** START ENTRIES PROVIDED **
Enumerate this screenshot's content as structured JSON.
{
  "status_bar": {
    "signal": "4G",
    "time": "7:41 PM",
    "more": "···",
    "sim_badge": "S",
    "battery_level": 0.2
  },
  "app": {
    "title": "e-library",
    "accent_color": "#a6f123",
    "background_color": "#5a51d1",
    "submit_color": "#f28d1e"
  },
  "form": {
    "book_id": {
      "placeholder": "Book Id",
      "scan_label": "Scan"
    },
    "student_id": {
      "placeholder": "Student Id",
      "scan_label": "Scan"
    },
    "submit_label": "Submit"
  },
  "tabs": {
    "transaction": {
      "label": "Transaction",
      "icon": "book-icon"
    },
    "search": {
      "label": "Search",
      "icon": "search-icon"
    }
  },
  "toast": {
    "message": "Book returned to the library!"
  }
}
** END ENTRIES PROVIDED **
Transcribe every entry exactly.

— SOLUTION TO THIS PROBLEM —
Enumerate this screenshot's content as structured JSON.
{
  "status_bar": {
    "signal": "4G",
    "time": "7:41 PM",
    "more": "···",
    "sim_badge": "S",
    "battery_level": 0.2
  },
  "app": {
    "title": "e-library",
    "accent_color": "#a6f123",
    "background_color": "#5a51d1",
    "submit_color": "#f28d1e"
  },
  "form": {
    "book_id": {
      "placeholder": "Book Id",
      "scan_label": "Scan"
    },
    "student_id": {
      "placeholder": "Student Id",
      "scan_label": "Scan"
    },
    "submit_label": "Submit"
  },
  "tabs": {
    "transaction": {
      "label": "Transaction",
      "icon": "book-icon"
    },
    "search": {
      "label": "Search",
      "icon": "search-icon"
    }
  },
  "toast": {
    "message": "Book returned to the library!"
  }
}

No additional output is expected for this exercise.